* Start Provided records *

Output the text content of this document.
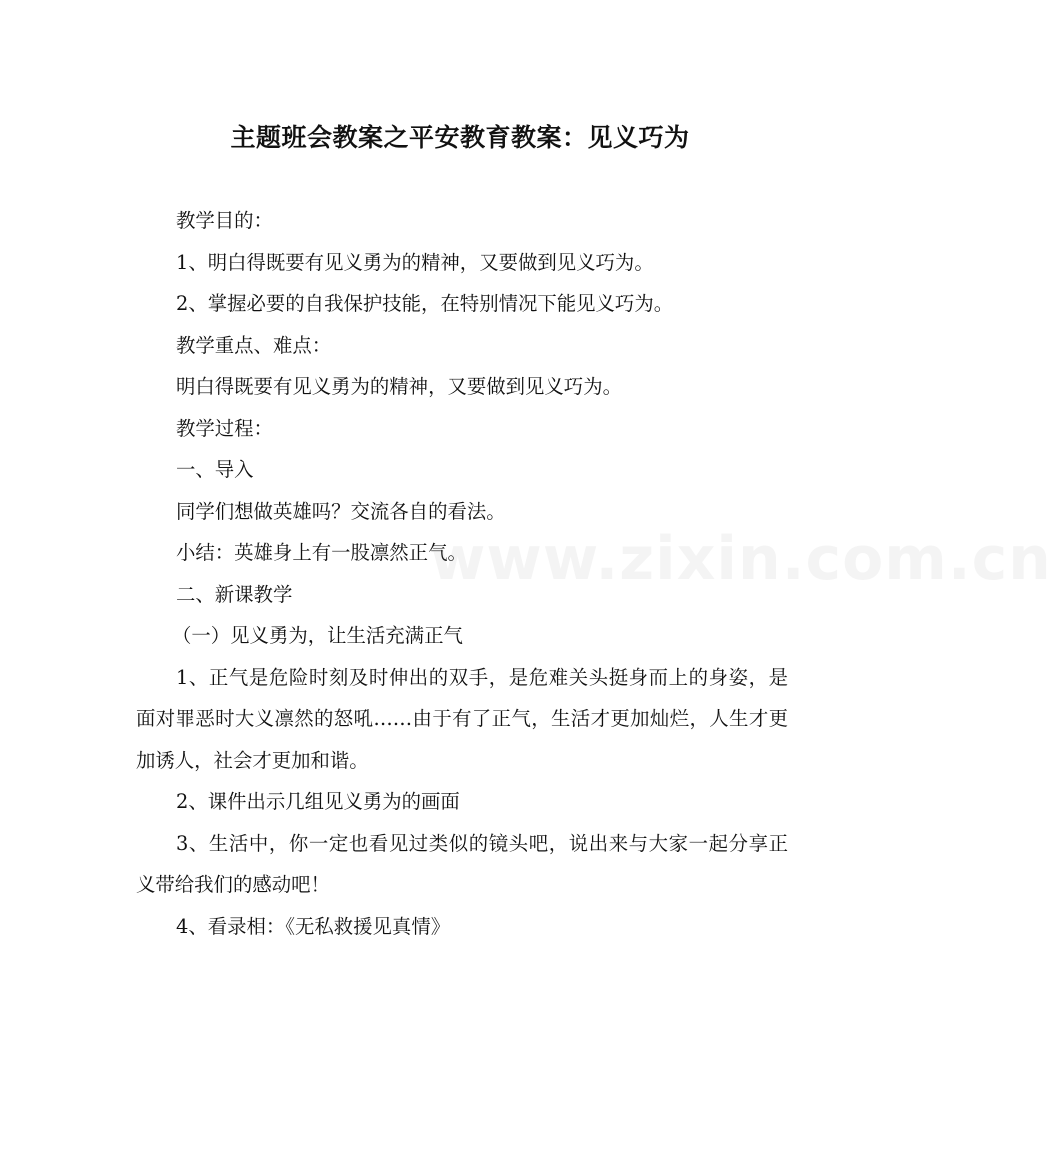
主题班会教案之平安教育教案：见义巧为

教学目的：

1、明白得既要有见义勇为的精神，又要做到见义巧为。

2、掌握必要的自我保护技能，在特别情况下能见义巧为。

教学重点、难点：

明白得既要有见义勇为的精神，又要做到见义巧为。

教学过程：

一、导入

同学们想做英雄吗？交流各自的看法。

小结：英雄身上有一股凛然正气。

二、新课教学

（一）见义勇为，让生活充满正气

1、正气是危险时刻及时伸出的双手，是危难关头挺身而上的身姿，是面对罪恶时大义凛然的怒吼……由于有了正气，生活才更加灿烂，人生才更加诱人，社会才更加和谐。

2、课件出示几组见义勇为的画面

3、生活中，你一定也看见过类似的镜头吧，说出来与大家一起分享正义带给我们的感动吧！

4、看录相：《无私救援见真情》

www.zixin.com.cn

* End Provided records *

▸ **Directive**: Output all of the records exactly as they appear above, but not the pictures.

▸ **Written response**:
Output the text content of this document.
主题班会教案之平安教育教案：见义巧为

教学目的：

1、明白得既要有见义勇为的精神，又要做到见义巧为。

2、掌握必要的自我保护技能，在特别情况下能见义巧为。

教学重点、难点：

明白得既要有见义勇为的精神，又要做到见义巧为。

教学过程：

一、导入

同学们想做英雄吗？交流各自的看法。

小结：英雄身上有一股凛然正气。

二、新课教学

（一）见义勇为，让生活充满正气

1、正气是危险时刻及时伸出的双手，是危难关头挺身而上的身姿，是面对罪恶时大义凛然的怒吼……由于有了正气，生活才更加灿烂，人生才更加诱人，社会才更加和谐。

2、课件出示几组见义勇为的画面

3、生活中，你一定也看见过类似的镜头吧，说出来与大家一起分享正义带给我们的感动吧！

4、看录相：《无私救援见真情》

www.zixin.com.cn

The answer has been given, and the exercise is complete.